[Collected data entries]

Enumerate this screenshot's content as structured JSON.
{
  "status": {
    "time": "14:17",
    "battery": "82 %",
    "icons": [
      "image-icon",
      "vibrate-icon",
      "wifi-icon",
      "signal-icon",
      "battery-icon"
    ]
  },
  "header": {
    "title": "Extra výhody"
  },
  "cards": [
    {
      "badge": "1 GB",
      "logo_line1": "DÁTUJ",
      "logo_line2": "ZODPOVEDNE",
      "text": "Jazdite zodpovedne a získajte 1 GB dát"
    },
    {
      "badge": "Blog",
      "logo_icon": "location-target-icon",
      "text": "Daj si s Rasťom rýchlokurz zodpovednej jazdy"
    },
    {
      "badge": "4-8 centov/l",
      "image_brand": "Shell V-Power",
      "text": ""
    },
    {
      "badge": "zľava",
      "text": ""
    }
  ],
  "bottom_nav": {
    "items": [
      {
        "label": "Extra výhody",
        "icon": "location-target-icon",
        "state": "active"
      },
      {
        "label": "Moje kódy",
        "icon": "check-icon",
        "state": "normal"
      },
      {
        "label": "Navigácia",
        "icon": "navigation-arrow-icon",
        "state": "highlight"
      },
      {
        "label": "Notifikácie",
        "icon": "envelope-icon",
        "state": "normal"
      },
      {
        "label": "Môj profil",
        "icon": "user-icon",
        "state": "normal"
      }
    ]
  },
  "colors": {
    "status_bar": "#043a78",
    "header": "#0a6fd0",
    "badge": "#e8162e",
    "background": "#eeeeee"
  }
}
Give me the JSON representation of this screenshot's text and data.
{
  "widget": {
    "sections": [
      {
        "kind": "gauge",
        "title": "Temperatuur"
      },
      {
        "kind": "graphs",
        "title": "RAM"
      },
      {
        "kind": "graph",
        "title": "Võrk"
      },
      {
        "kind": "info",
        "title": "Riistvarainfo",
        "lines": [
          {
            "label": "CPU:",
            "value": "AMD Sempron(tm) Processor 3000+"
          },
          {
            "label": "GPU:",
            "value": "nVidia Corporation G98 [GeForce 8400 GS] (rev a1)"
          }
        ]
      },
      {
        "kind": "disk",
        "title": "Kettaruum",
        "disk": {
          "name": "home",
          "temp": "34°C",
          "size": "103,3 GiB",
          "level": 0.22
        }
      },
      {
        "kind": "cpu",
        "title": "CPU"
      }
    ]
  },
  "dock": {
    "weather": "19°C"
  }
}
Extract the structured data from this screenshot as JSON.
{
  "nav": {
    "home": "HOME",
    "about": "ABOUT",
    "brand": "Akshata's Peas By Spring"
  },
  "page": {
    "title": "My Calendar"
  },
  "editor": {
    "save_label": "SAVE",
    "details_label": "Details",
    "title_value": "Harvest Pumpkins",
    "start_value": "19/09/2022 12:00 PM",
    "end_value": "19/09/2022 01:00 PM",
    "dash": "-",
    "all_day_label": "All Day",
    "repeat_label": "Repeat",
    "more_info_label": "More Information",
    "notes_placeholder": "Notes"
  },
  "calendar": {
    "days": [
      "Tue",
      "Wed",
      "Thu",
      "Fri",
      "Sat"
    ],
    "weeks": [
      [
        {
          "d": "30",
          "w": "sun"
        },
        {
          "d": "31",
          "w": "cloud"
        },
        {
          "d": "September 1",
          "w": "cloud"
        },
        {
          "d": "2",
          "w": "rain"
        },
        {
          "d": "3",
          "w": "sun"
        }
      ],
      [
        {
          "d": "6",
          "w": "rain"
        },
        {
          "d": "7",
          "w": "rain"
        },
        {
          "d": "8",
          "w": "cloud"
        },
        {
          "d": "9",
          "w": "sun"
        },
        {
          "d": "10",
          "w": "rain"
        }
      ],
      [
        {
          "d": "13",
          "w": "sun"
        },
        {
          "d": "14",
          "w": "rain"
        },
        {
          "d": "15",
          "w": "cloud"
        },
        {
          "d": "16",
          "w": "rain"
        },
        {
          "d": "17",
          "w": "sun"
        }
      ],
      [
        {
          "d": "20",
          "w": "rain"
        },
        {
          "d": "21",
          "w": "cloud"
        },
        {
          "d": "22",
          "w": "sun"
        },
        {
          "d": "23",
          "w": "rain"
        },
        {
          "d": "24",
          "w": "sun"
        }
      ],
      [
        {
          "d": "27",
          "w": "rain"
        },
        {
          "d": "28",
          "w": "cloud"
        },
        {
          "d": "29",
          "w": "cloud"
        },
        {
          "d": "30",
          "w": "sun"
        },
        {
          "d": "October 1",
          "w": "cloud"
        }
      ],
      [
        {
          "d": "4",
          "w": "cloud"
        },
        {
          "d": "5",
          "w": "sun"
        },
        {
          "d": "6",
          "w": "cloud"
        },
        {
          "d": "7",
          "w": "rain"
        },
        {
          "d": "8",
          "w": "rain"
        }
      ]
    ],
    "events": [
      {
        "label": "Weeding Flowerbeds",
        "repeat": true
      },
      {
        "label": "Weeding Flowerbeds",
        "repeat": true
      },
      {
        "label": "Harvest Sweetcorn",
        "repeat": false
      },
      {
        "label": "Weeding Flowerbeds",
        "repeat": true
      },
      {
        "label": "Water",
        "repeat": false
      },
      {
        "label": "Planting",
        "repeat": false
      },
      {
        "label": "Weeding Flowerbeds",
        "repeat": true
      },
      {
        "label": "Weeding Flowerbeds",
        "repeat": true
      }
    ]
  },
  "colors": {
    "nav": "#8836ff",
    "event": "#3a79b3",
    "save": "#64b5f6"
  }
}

— WRITTEN INSTRUCTION —
Quote every record above exactly.

— FINAL RESULT —
Enumerate this screenshot's content as structured JSON.
{
  "status": {
    "time": "14:17",
    "battery": "82 %",
    "icons": [
      "image-icon",
      "vibrate-icon",
      "wifi-icon",
      "signal-icon",
      "battery-icon"
    ]
  },
  "header": {
    "title": "Extra výhody"
  },
  "cards": [
    {
      "badge": "1 GB",
      "logo_line1": "DÁTUJ",
      "logo_line2": "ZODPOVEDNE",
      "text": "Jazdite zodpovedne a získajte 1 GB dát"
    },
    {
      "badge": "Blog",
      "logo_icon": "location-target-icon",
      "text": "Daj si s Rasťom rýchlokurz zodpovednej jazdy"
    },
    {
      "badge": "4-8 centov/l",
      "image_brand": "Shell V-Power",
      "text": ""
    },
    {
      "badge": "zľava",
      "text": ""
    }
  ],
  "bottom_nav": {
    "items": [
      {
        "label": "Extra výhody",
        "icon": "location-target-icon",
        "state": "active"
      },
      {
        "label": "Moje kódy",
        "icon": "check-icon",
        "state": "normal"
      },
      {
        "label": "Navigácia",
        "icon": "navigation-arrow-icon",
        "state": "highlight"
      },
      {
        "label": "Notifikácie",
        "icon": "envelope-icon",
        "state": "normal"
      },
      {
        "label": "Môj profil",
        "icon": "user-icon",
        "state": "normal"
      }
    ]
  },
  "colors": {
    "status_bar": "#043a78",
    "header": "#0a6fd0",
    "badge": "#e8162e",
    "background": "#eeeeee"
  }
}
Give me the JSON representation of this screenshot's text and data.
{
  "widget": {
    "sections": [
      {
        "kind": "gauge",
        "title": "Temperatuur"
      },
      {
        "kind": "graphs",
        "title": "RAM"
      },
      {
        "kind": "graph",
        "title": "Võrk"
      },
      {
        "kind": "info",
        "title": "Riistvarainfo",
        "lines": [
          {
            "label": "CPU:",
            "value": "AMD Sempron(tm) Processor 3000+"
          },
          {
            "label": "GPU:",
            "value": "nVidia Corporation G98 [GeForce 8400 GS] (rev a1)"
          }
        ]
      },
      {
        "kind": "disk",
        "title": "Kettaruum",
        "disk": {
          "name": "home",
          "temp": "34°C",
          "size": "103,3 GiB",
          "level": 0.22
        }
      },
      {
        "kind": "cpu",
        "title": "CPU"
      }
    ]
  },
  "dock": {
    "weather": "19°C"
  }
}
Extract the structured data from this screenshot as JSON.
{
  "nav": {
    "home": "HOME",
    "about": "ABOUT",
    "brand": "Akshata's Peas By Spring"
  },
  "page": {
    "title": "My Calendar"
  },
  "editor": {
    "save_label": "SAVE",
    "details_label": "Details",
    "title_value": "Harvest Pumpkins",
    "start_value": "19/09/2022 12:00 PM",
    "end_value": "19/09/2022 01:00 PM",
    "dash": "-",
    "all_day_label": "All Day",
    "repeat_label": "Repeat",
    "more_info_label": "More Information",
    "notes_placeholder": "Notes"
  },
  "calendar": {
    "days": [
      "Tue",
      "Wed",
      "Thu",
      "Fri",
      "Sat"
    ],
    "weeks": [
      [
        {
          "d": "30",
          "w": "sun"
        },
        {
          "d": "31",
          "w": "cloud"
        },
        {
          "d": "September 1",
          "w": "cloud"
        },
        {
          "d": "2",
          "w": "rain"
        },
        {
          "d": "3",
          "w": "sun"
        }
      ],
      [
        {
          "d": "6",
          "w": "rain"
        },
        {
          "d": "7",
          "w": "rain"
        },
        {
          "d": "8",
          "w": "cloud"
        },
        {
          "d": "9",
          "w": "sun"
        },
        {
          "d": "10",
          "w": "rain"
        }
      ],
      [
        {
          "d": "13",
          "w": "sun"
        },
        {
          "d": "14",
          "w": "rain"
        },
        {
          "d": "15",
          "w": "cloud"
        },
        {
          "d": "16",
          "w": "rain"
        },
        {
          "d": "17",
          "w": "sun"
        }
      ],
      [
        {
          "d": "20",
          "w": "rain"
        },
        {
          "d": "21",
          "w": "cloud"
        },
        {
          "d": "22",
          "w": "sun"
        },
        {
          "d": "23",
          "w": "rain"
        },
        {
          "d": "24",
          "w": "sun"
        }
      ],
      [
        {
          "d": "27",
          "w": "rain"
        },
        {
          "d": "28",
          "w": "cloud"
        },
        {
          "d": "29",
          "w": "cloud"
        },
        {
          "d": "30",
          "w": "sun"
        },
        {
          "d": "October 1",
          "w": "cloud"
        }
      ],
      [
        {
          "d": "4",
          "w": "cloud"
        },
        {
          "d": "5",
          "w": "sun"
        },
        {
          "d": "6",
          "w": "cloud"
        },
        {
          "d": "7",
          "w": "rain"
        },
        {
          "d": "8",
          "w": "rain"
        }
      ]
    ],
    "events": [
      {
        "label": "Weeding Flowerbeds",
        "repeat": true
      },
      {
        "label": "Weeding Flowerbeds",
        "repeat": true
      },
      {
        "label": "Harvest Sweetcorn",
        "repeat": false
      },
      {
        "label": "Weeding Flowerbeds",
        "repeat": true
      },
      {
        "label": "Water",
        "repeat": false
      },
      {
        "label": "Planting",
        "repeat": false
      },
      {
        "label": "Weeding Flowerbeds",
        "repeat": true
      },
      {
        "label": "Weeding Flowerbeds",
        "repeat": true
      }
    ]
  },
  "colors": {
    "nav": "#8836ff",
    "event": "#3a79b3",
    "save": "#64b5f6"
  }
}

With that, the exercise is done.